:: Records supplied ::

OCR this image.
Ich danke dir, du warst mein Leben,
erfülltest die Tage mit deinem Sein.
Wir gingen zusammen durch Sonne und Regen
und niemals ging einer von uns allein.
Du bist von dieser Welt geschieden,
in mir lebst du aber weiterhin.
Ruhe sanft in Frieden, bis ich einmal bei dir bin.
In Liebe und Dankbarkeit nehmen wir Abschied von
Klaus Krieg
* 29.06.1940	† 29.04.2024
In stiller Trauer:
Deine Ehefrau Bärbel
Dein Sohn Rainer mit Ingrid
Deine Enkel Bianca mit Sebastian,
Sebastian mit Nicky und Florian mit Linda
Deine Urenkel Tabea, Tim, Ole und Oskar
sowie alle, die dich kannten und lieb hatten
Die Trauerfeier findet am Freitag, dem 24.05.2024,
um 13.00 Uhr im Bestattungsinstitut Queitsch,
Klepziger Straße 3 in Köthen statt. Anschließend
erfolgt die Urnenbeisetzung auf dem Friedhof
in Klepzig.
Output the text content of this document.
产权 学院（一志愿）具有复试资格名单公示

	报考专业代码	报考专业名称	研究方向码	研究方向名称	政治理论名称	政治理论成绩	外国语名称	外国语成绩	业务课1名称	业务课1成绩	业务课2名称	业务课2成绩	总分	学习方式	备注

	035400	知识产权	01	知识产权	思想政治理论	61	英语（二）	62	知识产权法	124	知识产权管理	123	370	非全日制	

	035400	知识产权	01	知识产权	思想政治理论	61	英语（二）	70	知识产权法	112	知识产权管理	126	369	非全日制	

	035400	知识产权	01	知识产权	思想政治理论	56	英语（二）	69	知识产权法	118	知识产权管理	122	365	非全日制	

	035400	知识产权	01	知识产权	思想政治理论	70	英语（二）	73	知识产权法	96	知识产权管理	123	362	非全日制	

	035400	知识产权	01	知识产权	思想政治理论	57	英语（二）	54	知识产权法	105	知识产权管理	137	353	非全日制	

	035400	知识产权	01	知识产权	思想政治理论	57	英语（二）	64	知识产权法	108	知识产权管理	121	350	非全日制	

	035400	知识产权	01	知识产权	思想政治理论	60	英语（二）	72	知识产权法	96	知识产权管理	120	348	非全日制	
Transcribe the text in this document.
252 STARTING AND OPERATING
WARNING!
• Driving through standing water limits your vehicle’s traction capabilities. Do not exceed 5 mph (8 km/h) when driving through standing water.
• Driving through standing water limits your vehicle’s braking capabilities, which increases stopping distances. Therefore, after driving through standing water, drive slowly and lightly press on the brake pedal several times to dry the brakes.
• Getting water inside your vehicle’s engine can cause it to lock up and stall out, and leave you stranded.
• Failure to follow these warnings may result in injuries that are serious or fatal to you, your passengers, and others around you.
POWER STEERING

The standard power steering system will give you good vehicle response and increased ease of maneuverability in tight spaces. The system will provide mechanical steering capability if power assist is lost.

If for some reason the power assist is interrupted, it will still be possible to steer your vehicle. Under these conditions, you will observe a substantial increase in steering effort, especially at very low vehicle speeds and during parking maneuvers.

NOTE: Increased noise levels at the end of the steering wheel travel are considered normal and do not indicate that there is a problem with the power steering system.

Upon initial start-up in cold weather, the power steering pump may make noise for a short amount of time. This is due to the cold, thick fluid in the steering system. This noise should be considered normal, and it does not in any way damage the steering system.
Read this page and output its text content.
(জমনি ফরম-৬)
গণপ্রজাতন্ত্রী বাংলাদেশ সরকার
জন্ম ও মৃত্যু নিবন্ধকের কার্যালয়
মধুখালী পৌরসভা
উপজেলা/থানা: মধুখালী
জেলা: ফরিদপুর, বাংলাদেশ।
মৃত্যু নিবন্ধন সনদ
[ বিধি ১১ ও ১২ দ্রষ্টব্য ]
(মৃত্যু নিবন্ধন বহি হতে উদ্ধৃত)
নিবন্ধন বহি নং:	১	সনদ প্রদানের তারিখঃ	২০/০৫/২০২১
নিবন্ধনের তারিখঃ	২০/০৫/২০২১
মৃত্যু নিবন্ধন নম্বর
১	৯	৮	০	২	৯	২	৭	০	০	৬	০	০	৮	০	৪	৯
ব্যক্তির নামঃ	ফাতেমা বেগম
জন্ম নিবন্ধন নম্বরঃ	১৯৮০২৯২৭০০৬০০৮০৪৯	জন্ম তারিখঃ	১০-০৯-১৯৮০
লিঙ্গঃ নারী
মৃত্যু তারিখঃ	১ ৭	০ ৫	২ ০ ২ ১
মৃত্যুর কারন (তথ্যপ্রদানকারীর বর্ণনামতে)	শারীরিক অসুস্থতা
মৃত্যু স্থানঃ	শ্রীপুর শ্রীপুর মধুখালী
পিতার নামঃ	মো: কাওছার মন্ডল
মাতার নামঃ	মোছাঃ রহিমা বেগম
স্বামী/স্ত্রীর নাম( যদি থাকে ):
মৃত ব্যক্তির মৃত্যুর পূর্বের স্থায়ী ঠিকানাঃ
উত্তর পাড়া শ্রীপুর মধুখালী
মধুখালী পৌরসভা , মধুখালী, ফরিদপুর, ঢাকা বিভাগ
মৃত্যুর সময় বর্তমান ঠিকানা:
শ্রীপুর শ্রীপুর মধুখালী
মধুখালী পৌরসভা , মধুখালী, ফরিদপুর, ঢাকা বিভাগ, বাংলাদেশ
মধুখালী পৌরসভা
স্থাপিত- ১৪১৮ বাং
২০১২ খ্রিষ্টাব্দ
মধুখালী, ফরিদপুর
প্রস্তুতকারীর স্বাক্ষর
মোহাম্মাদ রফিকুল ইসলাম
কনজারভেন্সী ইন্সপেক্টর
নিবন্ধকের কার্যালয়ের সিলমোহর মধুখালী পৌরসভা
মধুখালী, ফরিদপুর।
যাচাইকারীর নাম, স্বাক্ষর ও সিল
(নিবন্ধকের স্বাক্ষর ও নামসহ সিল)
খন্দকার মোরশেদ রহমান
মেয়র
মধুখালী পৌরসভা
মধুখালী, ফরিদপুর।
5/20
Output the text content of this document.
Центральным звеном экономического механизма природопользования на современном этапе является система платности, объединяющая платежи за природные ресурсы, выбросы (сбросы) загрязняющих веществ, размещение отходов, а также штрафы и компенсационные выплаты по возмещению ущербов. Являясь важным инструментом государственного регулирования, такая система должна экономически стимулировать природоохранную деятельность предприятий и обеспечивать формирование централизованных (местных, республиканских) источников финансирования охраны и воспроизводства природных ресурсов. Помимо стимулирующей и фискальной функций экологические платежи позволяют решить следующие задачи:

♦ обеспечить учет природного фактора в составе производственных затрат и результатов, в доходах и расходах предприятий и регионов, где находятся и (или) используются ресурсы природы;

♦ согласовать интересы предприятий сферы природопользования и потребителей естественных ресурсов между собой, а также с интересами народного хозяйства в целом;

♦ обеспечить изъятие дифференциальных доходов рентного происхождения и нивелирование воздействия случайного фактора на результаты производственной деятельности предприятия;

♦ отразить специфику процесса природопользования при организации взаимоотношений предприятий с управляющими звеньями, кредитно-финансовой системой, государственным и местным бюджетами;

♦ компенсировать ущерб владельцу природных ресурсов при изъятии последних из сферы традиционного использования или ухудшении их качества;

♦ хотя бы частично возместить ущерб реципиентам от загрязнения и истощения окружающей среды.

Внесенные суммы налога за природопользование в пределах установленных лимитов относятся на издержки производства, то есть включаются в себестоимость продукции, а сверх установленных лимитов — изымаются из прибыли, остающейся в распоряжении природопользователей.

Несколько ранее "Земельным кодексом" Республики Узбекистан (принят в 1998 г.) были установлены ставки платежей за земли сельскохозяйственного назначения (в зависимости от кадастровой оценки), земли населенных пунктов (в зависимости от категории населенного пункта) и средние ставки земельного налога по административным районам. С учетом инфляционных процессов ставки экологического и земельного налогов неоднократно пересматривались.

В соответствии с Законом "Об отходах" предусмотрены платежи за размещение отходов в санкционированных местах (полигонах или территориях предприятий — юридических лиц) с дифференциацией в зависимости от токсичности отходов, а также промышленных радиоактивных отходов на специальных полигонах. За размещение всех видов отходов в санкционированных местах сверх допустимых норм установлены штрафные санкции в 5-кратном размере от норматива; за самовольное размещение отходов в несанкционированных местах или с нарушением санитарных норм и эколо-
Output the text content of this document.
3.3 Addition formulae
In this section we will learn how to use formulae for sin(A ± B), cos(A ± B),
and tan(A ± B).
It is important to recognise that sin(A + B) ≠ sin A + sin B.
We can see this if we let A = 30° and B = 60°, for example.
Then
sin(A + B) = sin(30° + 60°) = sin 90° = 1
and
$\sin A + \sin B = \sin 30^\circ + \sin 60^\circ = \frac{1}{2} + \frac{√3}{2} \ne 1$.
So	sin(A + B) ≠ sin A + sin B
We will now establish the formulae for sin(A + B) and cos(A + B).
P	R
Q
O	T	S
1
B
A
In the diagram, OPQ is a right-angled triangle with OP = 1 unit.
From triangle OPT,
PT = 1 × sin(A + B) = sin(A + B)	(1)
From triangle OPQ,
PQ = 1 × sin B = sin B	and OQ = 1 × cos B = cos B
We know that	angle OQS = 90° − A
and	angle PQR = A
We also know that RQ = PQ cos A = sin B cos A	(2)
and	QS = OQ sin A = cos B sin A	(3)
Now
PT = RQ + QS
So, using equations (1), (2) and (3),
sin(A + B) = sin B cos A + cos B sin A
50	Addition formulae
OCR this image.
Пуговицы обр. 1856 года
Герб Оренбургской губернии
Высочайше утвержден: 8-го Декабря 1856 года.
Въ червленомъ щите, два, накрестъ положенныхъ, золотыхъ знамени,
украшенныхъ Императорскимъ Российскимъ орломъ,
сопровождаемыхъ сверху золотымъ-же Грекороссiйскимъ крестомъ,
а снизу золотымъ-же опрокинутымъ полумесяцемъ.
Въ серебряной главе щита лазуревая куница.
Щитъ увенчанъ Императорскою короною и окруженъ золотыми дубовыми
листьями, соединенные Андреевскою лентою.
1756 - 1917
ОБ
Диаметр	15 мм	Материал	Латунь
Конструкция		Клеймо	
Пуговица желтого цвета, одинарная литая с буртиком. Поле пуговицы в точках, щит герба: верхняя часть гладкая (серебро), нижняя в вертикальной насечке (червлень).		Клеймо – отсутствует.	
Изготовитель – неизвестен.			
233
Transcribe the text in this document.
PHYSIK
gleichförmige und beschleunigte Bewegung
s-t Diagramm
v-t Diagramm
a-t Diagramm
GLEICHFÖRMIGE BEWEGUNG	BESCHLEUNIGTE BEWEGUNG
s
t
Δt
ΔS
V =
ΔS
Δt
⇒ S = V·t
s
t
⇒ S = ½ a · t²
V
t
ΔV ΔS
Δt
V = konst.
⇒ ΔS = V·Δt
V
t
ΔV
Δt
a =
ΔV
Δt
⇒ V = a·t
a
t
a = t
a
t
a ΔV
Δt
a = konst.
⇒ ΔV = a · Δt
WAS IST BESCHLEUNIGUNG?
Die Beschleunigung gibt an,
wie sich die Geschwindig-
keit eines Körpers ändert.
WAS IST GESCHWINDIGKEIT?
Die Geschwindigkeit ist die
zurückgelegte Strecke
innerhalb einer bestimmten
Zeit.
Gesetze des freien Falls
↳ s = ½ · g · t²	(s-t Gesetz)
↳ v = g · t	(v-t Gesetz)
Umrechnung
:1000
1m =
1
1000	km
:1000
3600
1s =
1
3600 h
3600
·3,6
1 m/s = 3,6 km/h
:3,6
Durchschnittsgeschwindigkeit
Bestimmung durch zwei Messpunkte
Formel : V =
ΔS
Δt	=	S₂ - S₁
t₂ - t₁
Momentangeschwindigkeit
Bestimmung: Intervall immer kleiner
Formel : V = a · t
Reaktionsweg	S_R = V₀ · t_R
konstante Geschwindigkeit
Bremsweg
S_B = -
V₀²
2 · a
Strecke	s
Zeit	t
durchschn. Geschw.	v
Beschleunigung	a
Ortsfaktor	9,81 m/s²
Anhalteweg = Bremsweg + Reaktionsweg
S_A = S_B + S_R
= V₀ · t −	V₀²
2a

:::

§ Problem to work on
Gather and return every line that holds the string "From".

§ Result for this task
From triangle OPT,
From triangle OPQ,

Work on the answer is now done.